# DIRECTIONS:
Rewrite the records from the start through the line that contains "- bar: [397, 152, 415, 206]", putting "column" in place of every "bar" and leaving everything else unchanged.

# Element-and-box listings:
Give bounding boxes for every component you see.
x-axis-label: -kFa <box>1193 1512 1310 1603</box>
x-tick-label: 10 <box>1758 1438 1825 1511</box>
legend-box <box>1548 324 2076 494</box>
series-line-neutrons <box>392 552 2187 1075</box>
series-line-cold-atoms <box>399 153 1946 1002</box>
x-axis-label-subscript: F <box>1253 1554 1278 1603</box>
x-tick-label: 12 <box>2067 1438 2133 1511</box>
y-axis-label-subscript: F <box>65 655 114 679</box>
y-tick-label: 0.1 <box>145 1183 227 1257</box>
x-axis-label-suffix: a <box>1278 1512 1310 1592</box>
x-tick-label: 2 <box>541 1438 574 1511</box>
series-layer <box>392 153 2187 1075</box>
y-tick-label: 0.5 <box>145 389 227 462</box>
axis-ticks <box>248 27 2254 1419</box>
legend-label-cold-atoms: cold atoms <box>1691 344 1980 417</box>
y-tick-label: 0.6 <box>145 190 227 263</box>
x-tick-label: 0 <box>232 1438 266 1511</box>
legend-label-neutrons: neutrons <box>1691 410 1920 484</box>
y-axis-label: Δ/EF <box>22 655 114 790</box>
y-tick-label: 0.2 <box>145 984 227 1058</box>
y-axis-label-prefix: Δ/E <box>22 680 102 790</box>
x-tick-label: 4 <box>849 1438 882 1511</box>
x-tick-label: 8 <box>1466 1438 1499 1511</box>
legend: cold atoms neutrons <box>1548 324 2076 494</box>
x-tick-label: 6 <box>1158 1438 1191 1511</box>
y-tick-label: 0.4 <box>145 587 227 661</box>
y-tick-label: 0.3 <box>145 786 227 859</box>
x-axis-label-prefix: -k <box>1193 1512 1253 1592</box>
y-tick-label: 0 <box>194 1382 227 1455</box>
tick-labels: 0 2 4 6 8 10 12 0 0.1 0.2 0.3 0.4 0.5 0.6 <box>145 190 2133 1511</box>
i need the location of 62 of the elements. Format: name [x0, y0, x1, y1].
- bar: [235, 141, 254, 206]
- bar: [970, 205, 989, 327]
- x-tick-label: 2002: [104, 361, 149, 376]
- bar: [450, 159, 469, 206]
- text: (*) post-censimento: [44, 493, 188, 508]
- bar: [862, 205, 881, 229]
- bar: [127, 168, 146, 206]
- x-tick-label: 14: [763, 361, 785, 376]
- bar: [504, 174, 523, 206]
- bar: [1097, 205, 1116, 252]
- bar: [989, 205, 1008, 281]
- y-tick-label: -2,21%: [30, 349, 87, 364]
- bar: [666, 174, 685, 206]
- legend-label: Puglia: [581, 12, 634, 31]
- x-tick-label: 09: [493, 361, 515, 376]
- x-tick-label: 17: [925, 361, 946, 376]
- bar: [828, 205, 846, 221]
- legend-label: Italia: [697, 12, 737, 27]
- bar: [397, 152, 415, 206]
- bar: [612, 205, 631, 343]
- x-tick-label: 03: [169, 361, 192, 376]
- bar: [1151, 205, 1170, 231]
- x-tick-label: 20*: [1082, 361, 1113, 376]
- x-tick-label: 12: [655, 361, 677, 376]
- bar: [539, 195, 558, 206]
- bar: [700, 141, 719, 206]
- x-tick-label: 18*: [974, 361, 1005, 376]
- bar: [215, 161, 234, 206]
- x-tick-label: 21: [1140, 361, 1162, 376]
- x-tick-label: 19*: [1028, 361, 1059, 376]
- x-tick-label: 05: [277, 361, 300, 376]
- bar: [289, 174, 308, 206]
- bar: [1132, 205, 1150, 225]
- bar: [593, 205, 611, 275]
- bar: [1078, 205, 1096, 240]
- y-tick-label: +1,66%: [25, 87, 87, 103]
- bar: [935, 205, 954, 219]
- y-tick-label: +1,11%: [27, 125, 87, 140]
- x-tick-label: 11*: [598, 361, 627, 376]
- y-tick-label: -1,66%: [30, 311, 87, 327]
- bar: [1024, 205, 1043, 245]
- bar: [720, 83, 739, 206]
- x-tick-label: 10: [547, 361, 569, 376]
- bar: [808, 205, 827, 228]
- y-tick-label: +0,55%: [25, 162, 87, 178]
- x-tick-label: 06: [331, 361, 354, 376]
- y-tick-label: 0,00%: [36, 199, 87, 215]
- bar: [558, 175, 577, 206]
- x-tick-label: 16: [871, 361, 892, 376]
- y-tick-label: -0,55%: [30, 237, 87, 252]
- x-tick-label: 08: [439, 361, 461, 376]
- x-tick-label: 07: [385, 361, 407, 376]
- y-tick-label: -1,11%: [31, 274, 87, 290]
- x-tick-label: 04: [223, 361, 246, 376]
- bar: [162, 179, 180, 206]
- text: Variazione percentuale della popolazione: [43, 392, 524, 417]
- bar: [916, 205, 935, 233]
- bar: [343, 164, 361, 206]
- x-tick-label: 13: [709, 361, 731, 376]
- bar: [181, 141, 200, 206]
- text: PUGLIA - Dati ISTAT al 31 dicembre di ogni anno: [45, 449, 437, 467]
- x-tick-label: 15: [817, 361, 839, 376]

# COMPLETE RESPONSE:
Give bounding boxes for every component you see.
x-axis-label: -kFa <box>1193 1512 1310 1603</box>
x-tick-label: 10 <box>1758 1438 1825 1511</box>
legend-box <box>1548 324 2076 494</box>
series-line-neutrons <box>392 552 2187 1075</box>
series-line-cold-atoms <box>399 153 1946 1002</box>
x-axis-label-subscript: F <box>1253 1554 1278 1603</box>
x-tick-label: 12 <box>2067 1438 2133 1511</box>
y-axis-label-subscript: F <box>65 655 114 679</box>
y-tick-label: 0.1 <box>145 1183 227 1257</box>
x-axis-label-suffix: a <box>1278 1512 1310 1592</box>
x-tick-label: 2 <box>541 1438 574 1511</box>
series-layer <box>392 153 2187 1075</box>
y-tick-label: 0.5 <box>145 389 227 462</box>
axis-ticks <box>248 27 2254 1419</box>
legend-label-cold-atoms: cold atoms <box>1691 344 1980 417</box>
y-tick-label: 0.6 <box>145 190 227 263</box>
x-tick-label: 0 <box>232 1438 266 1511</box>
legend-label-neutrons: neutrons <box>1691 410 1920 484</box>
y-axis-label: Δ/EF <box>22 655 114 790</box>
y-tick-label: 0.2 <box>145 984 227 1058</box>
y-axis-label-prefix: Δ/E <box>22 680 102 790</box>
x-tick-label: 4 <box>849 1438 882 1511</box>
x-tick-label: 8 <box>1466 1438 1499 1511</box>
legend: cold atoms neutrons <box>1548 324 2076 494</box>
x-tick-label: 6 <box>1158 1438 1191 1511</box>
y-tick-label: 0.4 <box>145 587 227 661</box>
y-tick-label: 0.3 <box>145 786 227 859</box>
x-axis-label-prefix: -k <box>1193 1512 1253 1592</box>
y-tick-label: 0 <box>194 1382 227 1455</box>
tick-labels: 0 2 4 6 8 10 12 0 0.1 0.2 0.3 0.4 0.5 0.6 <box>145 190 2133 1511</box>
i need the location of 62 of the elements. Format: name [x0, y0, x1, y1].
- column: [235, 141, 254, 206]
- column: [970, 205, 989, 327]
- x-tick-label: 2002: [104, 361, 149, 376]
- column: [450, 159, 469, 206]
- text: (*) post-censimento: [44, 493, 188, 508]
- column: [862, 205, 881, 229]
- column: [127, 168, 146, 206]
- x-tick-label: 14: [763, 361, 785, 376]
- column: [504, 174, 523, 206]
- column: [1097, 205, 1116, 252]
- column: [989, 205, 1008, 281]
- y-tick-label: -2,21%: [30, 349, 87, 364]
- column: [666, 174, 685, 206]
- legend-label: Puglia: [581, 12, 634, 31]
- x-tick-label: 09: [493, 361, 515, 376]
- x-tick-label: 17: [925, 361, 946, 376]
- column: [828, 205, 846, 221]
- legend-label: Italia: [697, 12, 737, 27]
- column: [397, 152, 415, 206]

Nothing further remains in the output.